* Problem statement *
Print the entries below in their entirety, exactly as they are written.

[start of Source material]

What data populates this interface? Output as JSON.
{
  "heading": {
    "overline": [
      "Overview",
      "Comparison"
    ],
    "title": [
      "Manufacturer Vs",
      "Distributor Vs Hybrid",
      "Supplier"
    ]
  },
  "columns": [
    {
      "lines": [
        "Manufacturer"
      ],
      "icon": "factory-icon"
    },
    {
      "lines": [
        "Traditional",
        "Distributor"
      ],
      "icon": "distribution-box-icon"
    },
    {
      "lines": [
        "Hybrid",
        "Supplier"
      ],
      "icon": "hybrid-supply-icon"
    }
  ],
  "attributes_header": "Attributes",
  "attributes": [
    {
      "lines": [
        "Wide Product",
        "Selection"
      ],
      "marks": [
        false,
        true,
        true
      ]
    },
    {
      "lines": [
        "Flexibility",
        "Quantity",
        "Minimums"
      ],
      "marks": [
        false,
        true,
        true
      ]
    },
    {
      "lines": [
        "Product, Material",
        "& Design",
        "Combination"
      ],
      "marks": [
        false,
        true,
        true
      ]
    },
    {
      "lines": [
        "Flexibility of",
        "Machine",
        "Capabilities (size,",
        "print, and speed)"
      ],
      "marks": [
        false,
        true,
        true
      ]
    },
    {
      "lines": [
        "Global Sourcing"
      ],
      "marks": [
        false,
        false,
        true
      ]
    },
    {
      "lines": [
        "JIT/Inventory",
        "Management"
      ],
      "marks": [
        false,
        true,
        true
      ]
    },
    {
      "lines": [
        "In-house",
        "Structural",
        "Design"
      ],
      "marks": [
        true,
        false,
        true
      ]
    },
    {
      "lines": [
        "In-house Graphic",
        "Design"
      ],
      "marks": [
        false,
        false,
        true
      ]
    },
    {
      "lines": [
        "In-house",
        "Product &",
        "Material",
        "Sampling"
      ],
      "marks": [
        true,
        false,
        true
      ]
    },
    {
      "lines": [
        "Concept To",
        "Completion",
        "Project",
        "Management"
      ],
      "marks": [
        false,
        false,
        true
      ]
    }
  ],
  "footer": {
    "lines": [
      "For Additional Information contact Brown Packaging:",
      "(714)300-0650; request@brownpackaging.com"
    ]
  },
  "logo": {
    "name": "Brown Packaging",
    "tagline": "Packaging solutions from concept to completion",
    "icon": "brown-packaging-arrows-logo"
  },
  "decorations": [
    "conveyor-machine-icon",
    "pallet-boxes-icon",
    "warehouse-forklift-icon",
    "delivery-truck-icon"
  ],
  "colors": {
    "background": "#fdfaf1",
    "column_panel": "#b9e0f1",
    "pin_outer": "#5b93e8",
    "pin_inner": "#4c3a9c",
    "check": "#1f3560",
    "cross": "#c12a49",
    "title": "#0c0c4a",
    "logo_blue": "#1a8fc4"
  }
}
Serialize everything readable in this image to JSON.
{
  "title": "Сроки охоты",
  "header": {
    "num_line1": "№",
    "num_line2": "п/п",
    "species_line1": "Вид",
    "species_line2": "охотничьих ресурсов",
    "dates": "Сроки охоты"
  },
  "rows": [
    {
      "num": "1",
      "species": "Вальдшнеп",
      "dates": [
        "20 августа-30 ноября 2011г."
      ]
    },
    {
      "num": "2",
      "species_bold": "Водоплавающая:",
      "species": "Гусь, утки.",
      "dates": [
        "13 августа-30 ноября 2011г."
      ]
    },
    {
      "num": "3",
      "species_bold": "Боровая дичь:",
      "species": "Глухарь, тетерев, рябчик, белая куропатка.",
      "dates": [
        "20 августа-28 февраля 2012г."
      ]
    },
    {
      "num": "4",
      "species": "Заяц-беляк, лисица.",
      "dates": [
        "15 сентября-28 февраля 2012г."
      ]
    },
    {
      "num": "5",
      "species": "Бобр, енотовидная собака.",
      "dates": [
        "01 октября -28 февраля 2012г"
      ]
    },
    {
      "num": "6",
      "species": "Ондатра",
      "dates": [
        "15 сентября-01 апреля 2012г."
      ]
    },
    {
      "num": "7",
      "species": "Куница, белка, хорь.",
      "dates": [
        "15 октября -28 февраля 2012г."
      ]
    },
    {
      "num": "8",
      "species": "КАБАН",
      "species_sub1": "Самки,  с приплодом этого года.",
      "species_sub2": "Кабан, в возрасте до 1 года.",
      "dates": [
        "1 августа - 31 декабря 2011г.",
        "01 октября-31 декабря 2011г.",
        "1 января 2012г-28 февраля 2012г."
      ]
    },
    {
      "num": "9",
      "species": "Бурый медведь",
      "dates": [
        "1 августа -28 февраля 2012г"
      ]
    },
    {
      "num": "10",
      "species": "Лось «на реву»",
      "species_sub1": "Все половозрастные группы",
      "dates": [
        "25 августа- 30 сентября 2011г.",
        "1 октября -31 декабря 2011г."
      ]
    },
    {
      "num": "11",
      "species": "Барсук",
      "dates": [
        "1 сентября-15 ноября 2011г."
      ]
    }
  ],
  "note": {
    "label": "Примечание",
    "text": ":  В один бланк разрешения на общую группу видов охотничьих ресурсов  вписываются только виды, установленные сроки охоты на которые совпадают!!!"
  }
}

[end of Source material]

* Solved exercise *
What data populates this interface? Output as JSON.
{
  "heading": {
    "overline": [
      "Overview",
      "Comparison"
    ],
    "title": [
      "Manufacturer Vs",
      "Distributor Vs Hybrid",
      "Supplier"
    ]
  },
  "columns": [
    {
      "lines": [
        "Manufacturer"
      ],
      "icon": "factory-icon"
    },
    {
      "lines": [
        "Traditional",
        "Distributor"
      ],
      "icon": "distribution-box-icon"
    },
    {
      "lines": [
        "Hybrid",
        "Supplier"
      ],
      "icon": "hybrid-supply-icon"
    }
  ],
  "attributes_header": "Attributes",
  "attributes": [
    {
      "lines": [
        "Wide Product",
        "Selection"
      ],
      "marks": [
        false,
        true,
        true
      ]
    },
    {
      "lines": [
        "Flexibility",
        "Quantity",
        "Minimums"
      ],
      "marks": [
        false,
        true,
        true
      ]
    },
    {
      "lines": [
        "Product, Material",
        "& Design",
        "Combination"
      ],
      "marks": [
        false,
        true,
        true
      ]
    },
    {
      "lines": [
        "Flexibility of",
        "Machine",
        "Capabilities (size,",
        "print, and speed)"
      ],
      "marks": [
        false,
        true,
        true
      ]
    },
    {
      "lines": [
        "Global Sourcing"
      ],
      "marks": [
        false,
        false,
        true
      ]
    },
    {
      "lines": [
        "JIT/Inventory",
        "Management"
      ],
      "marks": [
        false,
        true,
        true
      ]
    },
    {
      "lines": [
        "In-house",
        "Structural",
        "Design"
      ],
      "marks": [
        true,
        false,
        true
      ]
    },
    {
      "lines": [
        "In-house Graphic",
        "Design"
      ],
      "marks": [
        false,
        false,
        true
      ]
    },
    {
      "lines": [
        "In-house",
        "Product &",
        "Material",
        "Sampling"
      ],
      "marks": [
        true,
        false,
        true
      ]
    },
    {
      "lines": [
        "Concept To",
        "Completion",
        "Project",
        "Management"
      ],
      "marks": [
        false,
        false,
        true
      ]
    }
  ],
  "footer": {
    "lines": [
      "For Additional Information contact Brown Packaging:",
      "(714)300-0650; request@brownpackaging.com"
    ]
  },
  "logo": {
    "name": "Brown Packaging",
    "tagline": "Packaging solutions from concept to completion",
    "icon": "brown-packaging-arrows-logo"
  },
  "decorations": [
    "conveyor-machine-icon",
    "pallet-boxes-icon",
    "warehouse-forklift-icon",
    "delivery-truck-icon"
  ],
  "colors": {
    "background": "#fdfaf1",
    "column_panel": "#b9e0f1",
    "pin_outer": "#5b93e8",
    "pin_inner": "#4c3a9c",
    "check": "#1f3560",
    "cross": "#c12a49",
    "title": "#0c0c4a",
    "logo_blue": "#1a8fc4"
  }
}
Serialize everything readable in this image to JSON.
{
  "title": "Сроки охоты",
  "header": {
    "num_line1": "№",
    "num_line2": "п/п",
    "species_line1": "Вид",
    "species_line2": "охотничьих ресурсов",
    "dates": "Сроки охоты"
  },
  "rows": [
    {
      "num": "1",
      "species": "Вальдшнеп",
      "dates": [
        "20 августа-30 ноября 2011г."
      ]
    },
    {
      "num": "2",
      "species_bold": "Водоплавающая:",
      "species": "Гусь, утки.",
      "dates": [
        "13 августа-30 ноября 2011г."
      ]
    },
    {
      "num": "3",
      "species_bold": "Боровая дичь:",
      "species": "Глухарь, тетерев, рябчик, белая куропатка.",
      "dates": [
        "20 августа-28 февраля 2012г."
      ]
    },
    {
      "num": "4",
      "species": "Заяц-беляк, лисица.",
      "dates": [
        "15 сентября-28 февраля 2012г."
      ]
    },
    {
      "num": "5",
      "species": "Бобр, енотовидная собака.",
      "dates": [
        "01 октября -28 февраля 2012г"
      ]
    },
    {
      "num": "6",
      "species": "Ондатра",
      "dates": [
        "15 сентября-01 апреля 2012г."
      ]
    },
    {
      "num": "7",
      "species": "Куница, белка, хорь.",
      "dates": [
        "15 октября -28 февраля 2012г."
      ]
    },
    {
      "num": "8",
      "species": "КАБАН",
      "species_sub1": "Самки,  с приплодом этого года.",
      "species_sub2": "Кабан, в возрасте до 1 года.",
      "dates": [
        "1 августа - 31 декабря 2011г.",
        "01 октября-31 декабря 2011г.",
        "1 января 2012г-28 февраля 2012г."
      ]
    },
    {
      "num": "9",
      "species": "Бурый медведь",
      "dates": [
        "1 августа -28 февраля 2012г"
      ]
    },
    {
      "num": "10",
      "species": "Лось «на реву»",
      "species_sub1": "Все половозрастные группы",
      "dates": [
        "25 августа- 30 сентября 2011г.",
        "1 октября -31 декабря 2011г."
      ]
    },
    {
      "num": "11",
      "species": "Барсук",
      "dates": [
        "1 сентября-15 ноября 2011г."
      ]
    }
  ],
  "note": {
    "label": "Примечание",
    "text": ":  В один бланк разрешения на общую группу видов охотничьих ресурсов  вписываются только виды, установленные сроки охоты на которые совпадают!!!"
  }
}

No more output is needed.